◆ **Extract**
[Start of section]

On Tue, Feb 8, 2011 at 1:29 AM, Eugen Leitl <[email protected]> wrote:
>
> On Mon, Feb 07, 2011 at 05:13:20PM -0800, Srini RamaKrishnan wrote:
>
> > The industrial revolution is dying, I give it 150 years... I don't know what
>
> Not necessarily true. There is some interesting technology
> in the pipeline which could allow means of production to
> assist with providing means of production, at a price point
> cheap enough to be owned by individuals and small groups.


Yes, I think 3D printing and similar technologies [0] are tempting,
but unless we answer the carbon footprint, hydrologic cycle, climate
change, food availability and population explosion questions (to list
the most obvious) conclusively we won't have the runway left to
execute on the post-industrial revolution phase. Ideally we would
discover on top of answers to the above questions a carbon-neutral raw
material that could be the input for 3D printing and would be easily
mined / grown / gathered in situ. Unfortunately the odds are about the
same for discovering aliens [1] [2] [3] [4].

[End of section]

◆ **Dataset**
[Start of section]

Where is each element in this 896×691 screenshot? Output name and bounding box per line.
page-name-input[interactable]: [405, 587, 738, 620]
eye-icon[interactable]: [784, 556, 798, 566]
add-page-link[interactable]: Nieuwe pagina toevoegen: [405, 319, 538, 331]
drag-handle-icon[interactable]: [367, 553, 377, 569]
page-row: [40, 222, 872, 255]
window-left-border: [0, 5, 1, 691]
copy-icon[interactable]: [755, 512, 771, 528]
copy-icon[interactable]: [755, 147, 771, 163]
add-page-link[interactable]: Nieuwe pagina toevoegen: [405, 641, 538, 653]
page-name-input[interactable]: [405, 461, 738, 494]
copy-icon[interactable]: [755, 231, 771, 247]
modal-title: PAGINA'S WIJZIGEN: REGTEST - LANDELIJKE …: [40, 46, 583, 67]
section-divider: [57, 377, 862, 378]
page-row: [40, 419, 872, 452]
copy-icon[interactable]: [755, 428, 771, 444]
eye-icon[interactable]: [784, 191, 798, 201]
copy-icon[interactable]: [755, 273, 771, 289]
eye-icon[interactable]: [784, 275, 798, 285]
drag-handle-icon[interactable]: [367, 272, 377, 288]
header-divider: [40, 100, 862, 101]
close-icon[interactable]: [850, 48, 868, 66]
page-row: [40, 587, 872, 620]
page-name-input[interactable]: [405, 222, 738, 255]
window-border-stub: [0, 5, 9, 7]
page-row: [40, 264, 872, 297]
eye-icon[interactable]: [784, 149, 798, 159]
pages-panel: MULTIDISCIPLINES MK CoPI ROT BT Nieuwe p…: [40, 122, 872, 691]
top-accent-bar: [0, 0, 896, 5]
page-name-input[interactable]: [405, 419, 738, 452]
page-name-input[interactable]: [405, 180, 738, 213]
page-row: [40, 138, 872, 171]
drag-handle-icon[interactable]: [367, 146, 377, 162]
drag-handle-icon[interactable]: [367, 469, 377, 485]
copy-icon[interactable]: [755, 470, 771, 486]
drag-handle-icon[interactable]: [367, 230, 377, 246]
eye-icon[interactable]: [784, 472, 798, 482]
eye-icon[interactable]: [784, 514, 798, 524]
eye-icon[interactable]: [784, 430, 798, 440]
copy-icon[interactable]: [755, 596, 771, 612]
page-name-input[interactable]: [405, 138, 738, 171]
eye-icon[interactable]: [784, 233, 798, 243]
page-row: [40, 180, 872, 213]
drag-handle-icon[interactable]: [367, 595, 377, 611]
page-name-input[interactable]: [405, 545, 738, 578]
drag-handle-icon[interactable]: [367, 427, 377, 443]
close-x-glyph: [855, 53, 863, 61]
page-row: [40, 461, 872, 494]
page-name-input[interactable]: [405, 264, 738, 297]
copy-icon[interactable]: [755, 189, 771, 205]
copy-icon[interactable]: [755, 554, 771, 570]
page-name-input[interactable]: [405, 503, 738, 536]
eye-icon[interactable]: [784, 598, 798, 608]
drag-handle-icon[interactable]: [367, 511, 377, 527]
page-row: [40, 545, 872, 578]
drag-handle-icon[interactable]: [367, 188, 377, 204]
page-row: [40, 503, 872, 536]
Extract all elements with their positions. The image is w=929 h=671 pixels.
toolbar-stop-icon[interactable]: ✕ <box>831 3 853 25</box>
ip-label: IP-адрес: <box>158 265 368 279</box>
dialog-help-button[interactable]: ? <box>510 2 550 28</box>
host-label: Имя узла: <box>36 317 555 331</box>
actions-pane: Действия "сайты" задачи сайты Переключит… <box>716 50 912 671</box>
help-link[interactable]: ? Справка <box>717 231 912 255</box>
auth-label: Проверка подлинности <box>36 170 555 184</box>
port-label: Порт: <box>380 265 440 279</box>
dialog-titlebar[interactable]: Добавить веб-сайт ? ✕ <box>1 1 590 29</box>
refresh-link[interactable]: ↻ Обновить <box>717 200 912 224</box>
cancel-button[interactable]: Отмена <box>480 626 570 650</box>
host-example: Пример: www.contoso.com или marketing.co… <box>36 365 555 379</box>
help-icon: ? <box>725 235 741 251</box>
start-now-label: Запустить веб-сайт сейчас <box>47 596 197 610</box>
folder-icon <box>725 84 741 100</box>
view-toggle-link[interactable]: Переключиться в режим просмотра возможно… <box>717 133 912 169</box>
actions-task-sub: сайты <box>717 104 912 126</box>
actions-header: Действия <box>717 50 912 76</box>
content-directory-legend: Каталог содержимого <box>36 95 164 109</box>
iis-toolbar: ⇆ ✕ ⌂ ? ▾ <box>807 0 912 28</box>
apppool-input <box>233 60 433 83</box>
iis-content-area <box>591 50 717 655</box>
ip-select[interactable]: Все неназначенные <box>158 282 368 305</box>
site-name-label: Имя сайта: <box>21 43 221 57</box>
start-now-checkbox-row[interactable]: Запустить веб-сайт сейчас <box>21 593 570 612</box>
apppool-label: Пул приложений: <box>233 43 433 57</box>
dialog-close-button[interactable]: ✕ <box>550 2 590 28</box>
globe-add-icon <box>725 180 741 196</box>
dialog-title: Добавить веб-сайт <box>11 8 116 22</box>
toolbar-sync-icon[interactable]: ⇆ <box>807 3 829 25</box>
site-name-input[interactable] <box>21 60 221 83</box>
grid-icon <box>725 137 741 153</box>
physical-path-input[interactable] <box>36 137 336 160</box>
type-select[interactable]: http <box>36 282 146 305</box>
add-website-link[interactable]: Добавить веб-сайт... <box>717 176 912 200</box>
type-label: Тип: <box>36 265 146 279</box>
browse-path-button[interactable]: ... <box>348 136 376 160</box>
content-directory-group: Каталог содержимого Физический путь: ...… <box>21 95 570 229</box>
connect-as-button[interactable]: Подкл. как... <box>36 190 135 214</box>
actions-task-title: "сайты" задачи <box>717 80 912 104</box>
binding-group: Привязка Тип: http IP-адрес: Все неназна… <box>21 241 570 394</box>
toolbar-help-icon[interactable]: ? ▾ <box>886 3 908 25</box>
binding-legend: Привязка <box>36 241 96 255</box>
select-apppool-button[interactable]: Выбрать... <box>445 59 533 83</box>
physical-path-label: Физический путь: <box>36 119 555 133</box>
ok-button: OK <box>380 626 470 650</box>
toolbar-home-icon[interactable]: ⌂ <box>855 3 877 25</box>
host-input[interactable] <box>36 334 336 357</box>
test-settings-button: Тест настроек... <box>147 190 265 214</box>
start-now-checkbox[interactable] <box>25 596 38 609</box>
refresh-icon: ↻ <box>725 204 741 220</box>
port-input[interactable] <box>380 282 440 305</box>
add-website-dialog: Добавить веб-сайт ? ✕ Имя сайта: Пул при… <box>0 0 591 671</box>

[End of section]

◆ **Work required**
Extend the email exchange on 3D printing and the end of the industrial revolution, continuing after its final sentence.

◆ **Result of the task**
Human history is full of lost civilizations, in the global age we are
all a single civilization - why shouldn't we be the next in line to be
affected by environmental factors a la Indus valley or the Maya.

I'll end this post with this set of photos:
http://blogs.denverpost.com/captured/2011/02/07/captured-the-ruins-of-detroit/2672/#more-2672

Cheeni

[0] Nanotechnology is more hopeful to me frankly though we are farther
off than 3D printing to executing on it - anything can happen in 50
years.
[1] Not pure hyperbole, arsenic based life forms:
http://www.nasa.gov/topics/universe/features/astrobiology_toxic_chemical.html
[2] Seven billion of us soon, nine billion in 2045. Let’s hope that
Malthus was right about our ingenuity.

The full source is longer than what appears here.